> [Brief]: Output the records. Match them exactly.

--

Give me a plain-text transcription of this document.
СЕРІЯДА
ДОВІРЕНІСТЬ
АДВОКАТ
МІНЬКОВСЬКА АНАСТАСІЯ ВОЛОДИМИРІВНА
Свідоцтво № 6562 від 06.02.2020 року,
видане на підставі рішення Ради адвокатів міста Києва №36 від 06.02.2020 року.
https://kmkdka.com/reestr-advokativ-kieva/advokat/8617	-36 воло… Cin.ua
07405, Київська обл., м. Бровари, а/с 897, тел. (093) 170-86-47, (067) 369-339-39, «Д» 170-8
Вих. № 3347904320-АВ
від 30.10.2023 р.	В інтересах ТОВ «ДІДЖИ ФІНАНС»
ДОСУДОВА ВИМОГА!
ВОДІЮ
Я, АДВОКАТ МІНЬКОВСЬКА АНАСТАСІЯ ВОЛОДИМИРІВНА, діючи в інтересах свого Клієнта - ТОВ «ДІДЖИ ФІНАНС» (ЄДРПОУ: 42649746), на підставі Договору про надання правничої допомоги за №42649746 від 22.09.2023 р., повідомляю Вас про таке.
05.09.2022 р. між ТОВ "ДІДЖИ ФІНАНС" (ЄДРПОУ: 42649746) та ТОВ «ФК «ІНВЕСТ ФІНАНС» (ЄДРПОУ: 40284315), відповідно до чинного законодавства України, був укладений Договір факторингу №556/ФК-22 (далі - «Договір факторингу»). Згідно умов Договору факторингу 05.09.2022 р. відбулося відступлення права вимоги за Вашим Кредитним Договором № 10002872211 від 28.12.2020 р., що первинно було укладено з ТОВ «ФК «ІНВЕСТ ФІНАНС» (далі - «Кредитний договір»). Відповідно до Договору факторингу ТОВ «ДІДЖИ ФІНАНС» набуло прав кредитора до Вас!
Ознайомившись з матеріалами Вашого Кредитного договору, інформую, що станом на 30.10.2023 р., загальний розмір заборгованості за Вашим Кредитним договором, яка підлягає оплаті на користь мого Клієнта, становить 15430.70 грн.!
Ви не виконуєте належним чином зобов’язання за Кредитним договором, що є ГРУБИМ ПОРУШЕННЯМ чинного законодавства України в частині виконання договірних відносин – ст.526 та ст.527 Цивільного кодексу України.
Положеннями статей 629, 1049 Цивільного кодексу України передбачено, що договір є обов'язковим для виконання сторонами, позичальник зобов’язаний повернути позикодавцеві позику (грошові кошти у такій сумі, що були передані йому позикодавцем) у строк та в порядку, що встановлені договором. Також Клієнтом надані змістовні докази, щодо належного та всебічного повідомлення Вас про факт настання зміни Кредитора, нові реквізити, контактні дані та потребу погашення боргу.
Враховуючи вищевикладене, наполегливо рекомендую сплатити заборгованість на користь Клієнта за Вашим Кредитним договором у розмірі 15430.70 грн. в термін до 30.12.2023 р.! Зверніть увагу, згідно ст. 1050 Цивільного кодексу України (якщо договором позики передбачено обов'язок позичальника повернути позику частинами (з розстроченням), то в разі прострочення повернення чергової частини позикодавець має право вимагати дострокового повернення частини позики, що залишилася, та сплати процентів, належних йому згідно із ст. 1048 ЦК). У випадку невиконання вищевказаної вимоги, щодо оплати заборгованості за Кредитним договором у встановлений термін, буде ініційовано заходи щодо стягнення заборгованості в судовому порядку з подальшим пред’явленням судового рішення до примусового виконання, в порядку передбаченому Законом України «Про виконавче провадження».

--

> [Exercise output]:
Give me a plain-text transcription of this document.
СЕРІЯДА
ДОВІРЕНІСТЬ
АДВОКАТ
МІНЬКОВСЬКА АНАСТАСІЯ ВОЛОДИМИРІВНА
Свідоцтво № 6562 від 06.02.2020 року,
видане на підставі рішення Ради адвокатів міста Києва №36 від 06.02.2020 року.
https://kmkdka.com/reestr-advokativ-kieva/advokat/8617	-36 воло… Cin.ua
07405, Київська обл., м. Бровари, а/с 897, тел. (093) 170-86-47, (067) 369-339-39, «Д» 170-8
Вих. № 3347904320-АВ
від 30.10.2023 р.	В інтересах ТОВ «ДІДЖИ ФІНАНС»
ДОСУДОВА ВИМОГА!
ВОДІЮ
Я, АДВОКАТ МІНЬКОВСЬКА АНАСТАСІЯ ВОЛОДИМИРІВНА, діючи в інтересах свого Клієнта - ТОВ «ДІДЖИ ФІНАНС» (ЄДРПОУ: 42649746), на підставі Договору про надання правничої допомоги за №42649746 від 22.09.2023 р., повідомляю Вас про таке.
05.09.2022 р. між ТОВ "ДІДЖИ ФІНАНС" (ЄДРПОУ: 42649746) та ТОВ «ФК «ІНВЕСТ ФІНАНС» (ЄДРПОУ: 40284315), відповідно до чинного законодавства України, був укладений Договір факторингу №556/ФК-22 (далі - «Договір факторингу»). Згідно умов Договору факторингу 05.09.2022 р. відбулося відступлення права вимоги за Вашим Кредитним Договором № 10002872211 від 28.12.2020 р., що первинно було укладено з ТОВ «ФК «ІНВЕСТ ФІНАНС» (далі - «Кредитний договір»). Відповідно до Договору факторингу ТОВ «ДІДЖИ ФІНАНС» набуло прав кредитора до Вас!
Ознайомившись з матеріалами Вашого Кредитного договору, інформую, що станом на 30.10.2023 р., загальний розмір заборгованості за Вашим Кредитним договором, яка підлягає оплаті на користь мого Клієнта, становить 15430.70 грн.!
Ви не виконуєте належним чином зобов’язання за Кредитним договором, що є ГРУБИМ ПОРУШЕННЯМ чинного законодавства України в частині виконання договірних відносин – ст.526 та ст.527 Цивільного кодексу України.
Положеннями статей 629, 1049 Цивільного кодексу України передбачено, що договір є обов'язковим для виконання сторонами, позичальник зобов’язаний повернути позикодавцеві позику (грошові кошти у такій сумі, що були передані йому позикодавцем) у строк та в порядку, що встановлені договором. Також Клієнтом надані змістовні докази, щодо належного та всебічного повідомлення Вас про факт настання зміни Кредитора, нові реквізити, контактні дані та потребу погашення боргу.
Враховуючи вищевикладене, наполегливо рекомендую сплатити заборгованість на користь Клієнта за Вашим Кредитним договором у розмірі 15430.70 грн. в термін до 30.12.2023 р.! Зверніть увагу, згідно ст. 1050 Цивільного кодексу України (якщо договором позики передбачено обов'язок позичальника повернути позику частинами (з розстроченням), то в разі прострочення повернення чергової частини позикодавець має право вимагати дострокового повернення частини позики, що залишилася, та сплати процентів, належних йому згідно із ст. 1048 ЦК). У випадку невиконання вищевказаної вимоги, щодо оплати заборгованості за Кредитним договором у встановлений термін, буде ініційовано заходи щодо стягнення заборгованості в судовому порядку з подальшим пред’явленням судового рішення до примусового виконання, в порядку передбаченому Законом України «Про виконавче провадження».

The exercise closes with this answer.